§ Task description:
Write out the material exactly, leaving every picture behind.

§ Data lines:

╭──

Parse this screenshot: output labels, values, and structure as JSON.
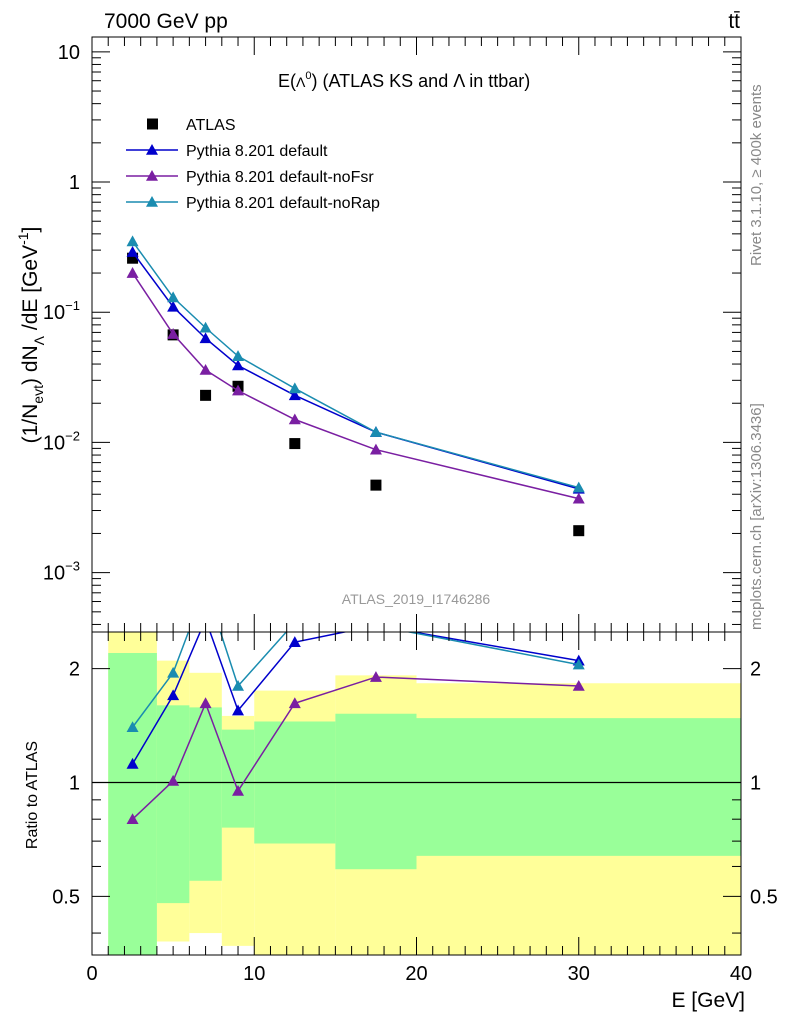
{
  "header": {
    "left": "7000 GeV pp",
    "right": "tt̄"
  },
  "side_labels": {
    "rivet": "Rivet 3.1.10, ≥ 400k events",
    "mcplots": "mcplots.cern.ch [arXiv:1306.3436]"
  },
  "chart_data": [
    {
      "type": "line",
      "title": "E(Λ⁰) (ATLAS KS and Λ in ttbar)",
      "title_parts": {
        "a": "E(",
        "b": "Λ",
        "c": "0",
        "d": ")  (ATLAS KS and Λ in ttbar)"
      },
      "analysis_id": "ATLAS_2019_I1746286",
      "ylabel": "(1/N_evt) dN_Λ/dE [GeV^-1]",
      "ylabel_parts": {
        "a": "(1/N",
        "b": "evt",
        "c": ") dN",
        "d": "Λ",
        "e": " /dE [GeV",
        "f": "-1",
        "g": "]"
      },
      "yscale": "log",
      "ylim": [
        0.00035,
        13
      ],
      "xlim": [
        0,
        40
      ],
      "y_ticks": [
        {
          "value": 10,
          "label": "10"
        },
        {
          "value": 1,
          "label": "1"
        },
        {
          "value": 0.1,
          "label": "10",
          "exp": "−1"
        },
        {
          "value": 0.01,
          "label": "10",
          "exp": "−2"
        },
        {
          "value": 0.001,
          "label": "10",
          "exp": "−3"
        }
      ],
      "legend_position": "top-left",
      "x": [
        2.5,
        5,
        7,
        9,
        12.5,
        17.5,
        30
      ],
      "series": [
        {
          "name": "ATLAS",
          "color": "#000000",
          "marker": "square",
          "values": [
            0.26,
            0.067,
            0.023,
            0.027,
            0.0098,
            0.0047,
            0.0021
          ]
        },
        {
          "name": "Pythia 8.201 default",
          "color": "#0000cc",
          "marker": "triangle",
          "values": [
            0.29,
            0.11,
            0.063,
            0.039,
            0.023,
            0.012,
            0.0044
          ]
        },
        {
          "name": "Pythia 8.201 default-noFsr",
          "color": "#7a1fa2",
          "marker": "triangle",
          "values": [
            0.2,
            0.068,
            0.036,
            0.025,
            0.015,
            0.0088,
            0.0037
          ]
        },
        {
          "name": "Pythia 8.201 default-noRap",
          "color": "#1a8cb0",
          "marker": "triangle",
          "values": [
            0.35,
            0.13,
            0.076,
            0.046,
            0.026,
            0.012,
            0.0045
          ]
        }
      ]
    },
    {
      "type": "line",
      "ylabel": "Ratio to ATLAS",
      "xlabel": "E [GeV]",
      "yscale": "log",
      "ylim": [
        0.35,
        2.5
      ],
      "xlim": [
        0,
        40
      ],
      "x_ticks": [
        0,
        10,
        20,
        30,
        40
      ],
      "y_ticks": [
        {
          "value": 2,
          "label": "2"
        },
        {
          "value": 1,
          "label": "1"
        },
        {
          "value": 0.5,
          "label": "0.5"
        }
      ],
      "reference_line": 1,
      "uncertainty_bands": [
        {
          "x0": 1,
          "x1": 4,
          "yellow": [
            0.35,
            2.5
          ],
          "green": [
            0.35,
            2.2
          ]
        },
        {
          "x0": 4,
          "x1": 6,
          "yellow": [
            0.38,
            2.1
          ],
          "green": [
            0.48,
            1.6
          ]
        },
        {
          "x0": 6,
          "x1": 8,
          "yellow": [
            0.4,
            1.95
          ],
          "green": [
            0.55,
            1.58
          ]
        },
        {
          "x0": 8,
          "x1": 10,
          "yellow": [
            0.37,
            1.5
          ],
          "green": [
            0.76,
            1.38
          ]
        },
        {
          "x0": 10,
          "x1": 15,
          "yellow": [
            0.35,
            1.75
          ],
          "green": [
            0.69,
            1.45
          ]
        },
        {
          "x0": 15,
          "x1": 20,
          "yellow": [
            0.35,
            1.92
          ],
          "green": [
            0.59,
            1.52
          ]
        },
        {
          "x0": 20,
          "x1": 40,
          "yellow": [
            0.35,
            1.83
          ],
          "green": [
            0.64,
            1.48
          ]
        }
      ],
      "x": [
        2.5,
        5,
        7,
        9,
        12.5,
        17.5,
        30
      ],
      "series": [
        {
          "name": "Pythia 8.201 default",
          "color": "#0000cc",
          "values": [
            1.12,
            1.7,
            2.7,
            1.55,
            2.35,
            2.6,
            2.1
          ]
        },
        {
          "name": "Pythia 8.201 default-noFsr",
          "color": "#7a1fa2",
          "values": [
            0.8,
            1.01,
            1.62,
            0.95,
            1.62,
            1.9,
            1.8
          ]
        },
        {
          "name": "Pythia 8.201 default-noRap",
          "color": "#1a8cb0",
          "values": [
            1.4,
            1.95,
            3.3,
            1.8,
            2.65,
            2.6,
            2.05
          ]
        }
      ]
    }
  ]
}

╰──

§ Expected output:
Parse this screenshot: output labels, values, and structure as JSON.
{
  "header": {
    "left": "7000 GeV pp",
    "right": "tt̄"
  },
  "side_labels": {
    "rivet": "Rivet 3.1.10, ≥ 400k events",
    "mcplots": "mcplots.cern.ch [arXiv:1306.3436]"
  },
  "chart_data": [
    {
      "type": "line",
      "title": "E(Λ⁰) (ATLAS KS and Λ in ttbar)",
      "title_parts": {
        "a": "E(",
        "b": "Λ",
        "c": "0",
        "d": ")  (ATLAS KS and Λ in ttbar)"
      },
      "analysis_id": "ATLAS_2019_I1746286",
      "ylabel": "(1/N_evt) dN_Λ/dE [GeV^-1]",
      "ylabel_parts": {
        "a": "(1/N",
        "b": "evt",
        "c": ") dN",
        "d": "Λ",
        "e": " /dE [GeV",
        "f": "-1",
        "g": "]"
      },
      "yscale": "log",
      "ylim": [
        0.00035,
        13
      ],
      "xlim": [
        0,
        40
      ],
      "y_ticks": [
        {
          "value": 10,
          "label": "10"
        },
        {
          "value": 1,
          "label": "1"
        },
        {
          "value": 0.1,
          "label": "10",
          "exp": "−1"
        },
        {
          "value": 0.01,
          "label": "10",
          "exp": "−2"
        },
        {
          "value": 0.001,
          "label": "10",
          "exp": "−3"
        }
      ],
      "legend_position": "top-left",
      "x": [
        2.5,
        5,
        7,
        9,
        12.5,
        17.5,
        30
      ],
      "series": [
        {
          "name": "ATLAS",
          "color": "#000000",
          "marker": "square",
          "values": [
            0.26,
            0.067,
            0.023,
            0.027,
            0.0098,
            0.0047,
            0.0021
          ]
        },
        {
          "name": "Pythia 8.201 default",
          "color": "#0000cc",
          "marker": "triangle",
          "values": [
            0.29,
            0.11,
            0.063,
            0.039,
            0.023,
            0.012,
            0.0044
          ]
        },
        {
          "name": "Pythia 8.201 default-noFsr",
          "color": "#7a1fa2",
          "marker": "triangle",
          "values": [
            0.2,
            0.068,
            0.036,
            0.025,
            0.015,
            0.0088,
            0.0037
          ]
        },
        {
          "name": "Pythia 8.201 default-noRap",
          "color": "#1a8cb0",
          "marker": "triangle",
          "values": [
            0.35,
            0.13,
            0.076,
            0.046,
            0.026,
            0.012,
            0.0045
          ]
        }
      ]
    },
    {
      "type": "line",
      "ylabel": "Ratio to ATLAS",
      "xlabel": "E [GeV]",
      "yscale": "log",
      "ylim": [
        0.35,
        2.5
      ],
      "xlim": [
        0,
        40
      ],
      "x_ticks": [
        0,
        10,
        20,
        30,
        40
      ],
      "y_ticks": [
        {
          "value": 2,
          "label": "2"
        },
        {
          "value": 1,
          "label": "1"
        },
        {
          "value": 0.5,
          "label": "0.5"
        }
      ],
      "reference_line": 1,
      "uncertainty_bands": [
        {
          "x0": 1,
          "x1": 4,
          "yellow": [
            0.35,
            2.5
          ],
          "green": [
            0.35,
            2.2
          ]
        },
        {
          "x0": 4,
          "x1": 6,
          "yellow": [
            0.38,
            2.1
          ],
          "green": [
            0.48,
            1.6
          ]
        },
        {
          "x0": 6,
          "x1": 8,
          "yellow": [
            0.4,
            1.95
          ],
          "green": [
            0.55,
            1.58
          ]
        },
        {
          "x0": 8,
          "x1": 10,
          "yellow": [
            0.37,
            1.5
          ],
          "green": [
            0.76,
            1.38
          ]
        },
        {
          "x0": 10,
          "x1": 15,
          "yellow": [
            0.35,
            1.75
          ],
          "green": [
            0.69,
            1.45
          ]
        },
        {
          "x0": 15,
          "x1": 20,
          "yellow": [
            0.35,
            1.92
          ],
          "green": [
            0.59,
            1.52
          ]
        },
        {
          "x0": 20,
          "x1": 40,
          "yellow": [
            0.35,
            1.83
          ],
          "green": [
            0.64,
            1.48
          ]
        }
      ],
      "x": [
        2.5,
        5,
        7,
        9,
        12.5,
        17.5,
        30
      ],
      "series": [
        {
          "name": "Pythia 8.201 default",
          "color": "#0000cc",
          "values": [
            1.12,
            1.7,
            2.7,
            1.55,
            2.35,
            2.6,
            2.1
          ]
        },
        {
          "name": "Pythia 8.201 default-noFsr",
          "color": "#7a1fa2",
          "values": [
            0.8,
            1.01,
            1.62,
            0.95,
            1.62,
            1.9,
            1.8
          ]
        },
        {
          "name": "Pythia 8.201 default-noRap",
          "color": "#1a8cb0",
          "values": [
            1.4,
            1.95,
            3.3,
            1.8,
            2.65,
            2.6,
            2.05
          ]
        }
      ]
    }
  ]
}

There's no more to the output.